| Task to carry out |
Check every line of the entries that follow, and copy the ones containing "入职培训".

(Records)
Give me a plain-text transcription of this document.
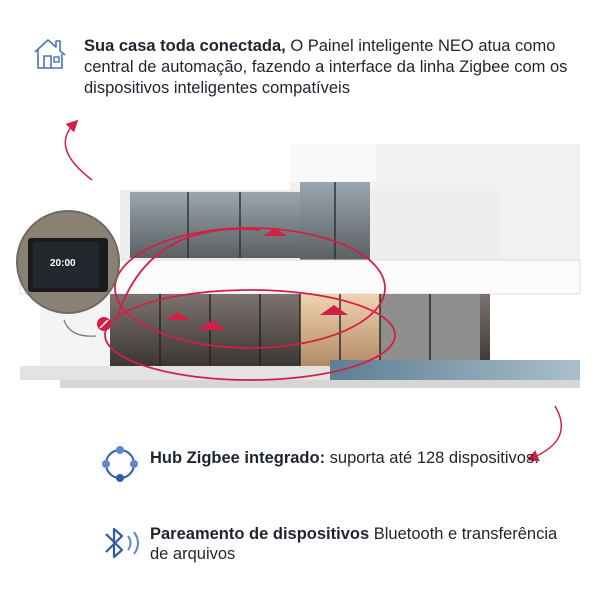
Sua casa toda conectada, O Painel inteligente NEO atua como central de automação, fazendo a interface da linha Zigbee com os dispositivos inteligentes compatíveis
20:00
Hub Zigbee integrado: suporta até 128 dispositivos.
Pareamento de dispositivos Bluetooth e transferência de arquivos
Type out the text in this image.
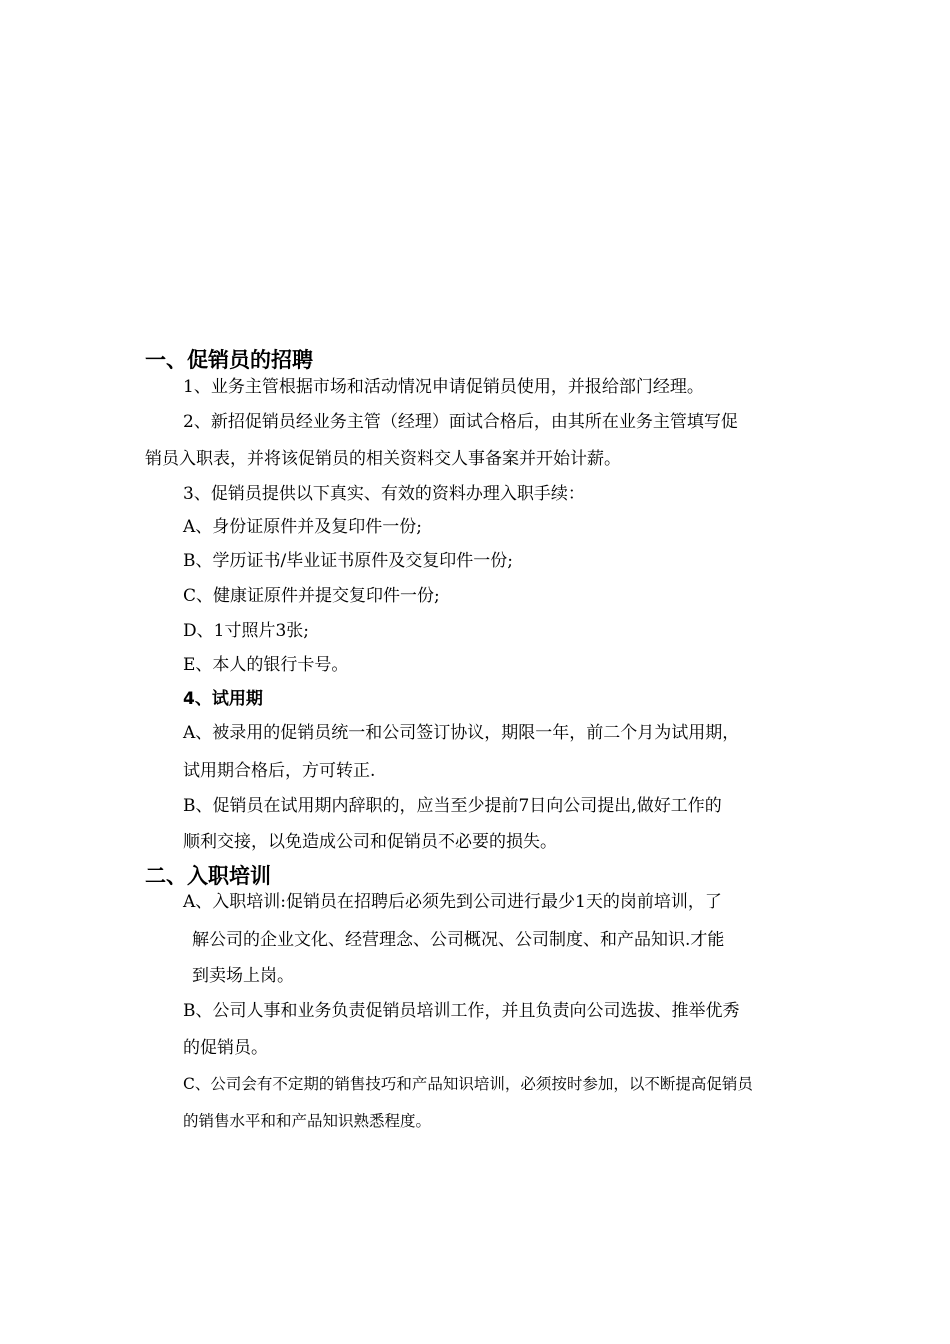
一、促销员的招聘
1、业务主管根据市场和活动情况申请促销员使用，并报给部门经理。
2、新招促销员经业务主管（经理）面试合格后，由其所在业务主管填写促
销员入职表，并将该促销员的相关资料交人事备案并开始计薪。
3、促销员提供以下真实、有效的资料办理入职手续：
A、身份证原件并及复印件一份;
B、学历证书/毕业证书原件及交复印件一份;
C、健康证原件并提交复印件一份;
D、1寸照片3张;
E、本人的银行卡号。
4、试用期
A、被录用的促销员统一和公司签订协议，期限一年，前二个月为试用期，
试用期合格后，方可转正.
B、促销员在试用期内辞职的，应当至少提前7日向公司提出,做好工作的
顺利交接，以免造成公司和促销员不必要的损失。
二、入职培训
A、入职培训:促销员在招聘后必须先到公司进行最少1天的岗前培训，了
解公司的企业文化、经营理念、公司概况、公司制度、和产品知识.才能
到卖场上岗。
B、公司人事和业务负责促销员培训工作，并且负责向公司选拔、推举优秀
的促销员。
C、公司会有不定期的销售技巧和产品知识培训，必须按时参加，以不断提高促销员
的销售水平和和产品知识熟悉程度。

| Result of this task |
二、入职培训
A、入职培训:促销员在招聘后必须先到公司进行最少1天的岗前培训，了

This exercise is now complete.